[Extracted data entries]
• • • • • • •
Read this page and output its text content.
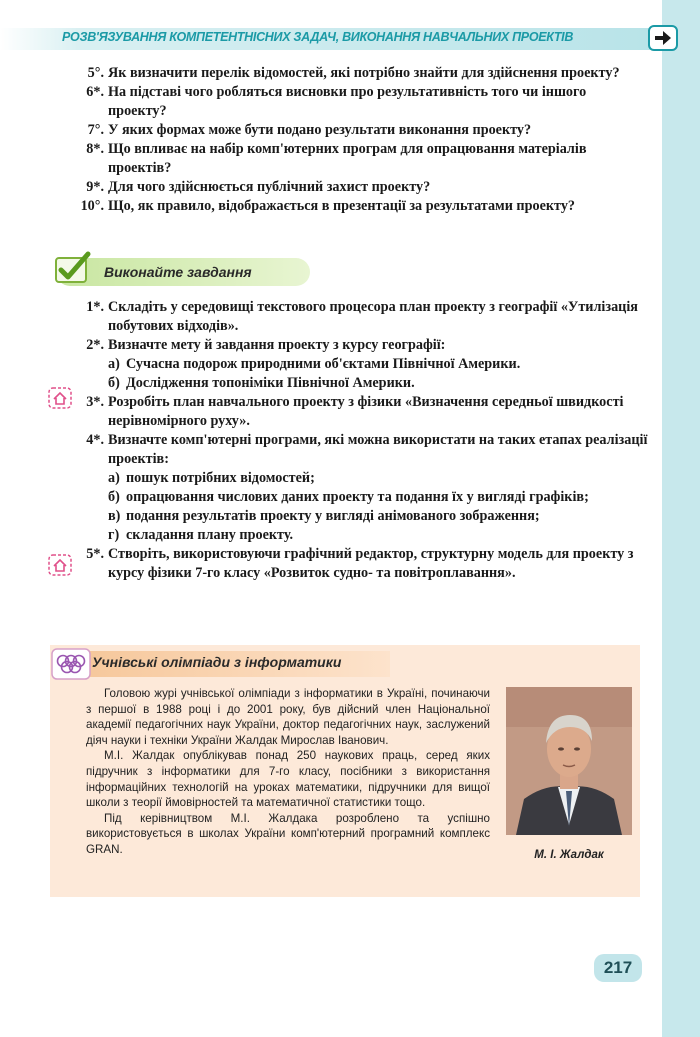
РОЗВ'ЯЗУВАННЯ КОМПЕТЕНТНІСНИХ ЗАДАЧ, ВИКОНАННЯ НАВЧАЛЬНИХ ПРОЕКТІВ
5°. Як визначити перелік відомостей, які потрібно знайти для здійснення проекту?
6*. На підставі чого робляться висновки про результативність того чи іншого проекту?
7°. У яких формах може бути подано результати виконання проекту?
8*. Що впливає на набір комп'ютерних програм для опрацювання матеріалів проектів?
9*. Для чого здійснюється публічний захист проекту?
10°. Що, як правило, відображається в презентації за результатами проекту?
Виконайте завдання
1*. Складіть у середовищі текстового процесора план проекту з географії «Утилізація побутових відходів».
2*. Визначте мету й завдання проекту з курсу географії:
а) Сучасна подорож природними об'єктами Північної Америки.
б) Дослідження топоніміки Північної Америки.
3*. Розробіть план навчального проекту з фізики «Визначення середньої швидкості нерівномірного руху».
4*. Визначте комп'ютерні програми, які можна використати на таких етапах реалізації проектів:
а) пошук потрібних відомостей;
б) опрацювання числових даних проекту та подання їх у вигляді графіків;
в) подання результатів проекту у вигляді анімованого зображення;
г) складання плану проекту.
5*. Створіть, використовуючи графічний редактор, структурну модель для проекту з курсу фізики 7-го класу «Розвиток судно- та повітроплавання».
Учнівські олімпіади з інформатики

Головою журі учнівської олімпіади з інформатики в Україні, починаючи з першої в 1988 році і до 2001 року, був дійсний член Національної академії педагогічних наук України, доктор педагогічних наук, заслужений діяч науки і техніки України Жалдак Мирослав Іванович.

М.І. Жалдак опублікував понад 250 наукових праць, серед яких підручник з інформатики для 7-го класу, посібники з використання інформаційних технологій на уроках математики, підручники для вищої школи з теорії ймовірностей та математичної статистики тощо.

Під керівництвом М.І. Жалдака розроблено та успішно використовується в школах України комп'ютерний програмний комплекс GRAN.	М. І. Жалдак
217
• • • • • • •
* Directions *
Looking at the entries above, say how many lines contain the word "опрацювання". Only the number is wanted.

* Answer to the problem *
2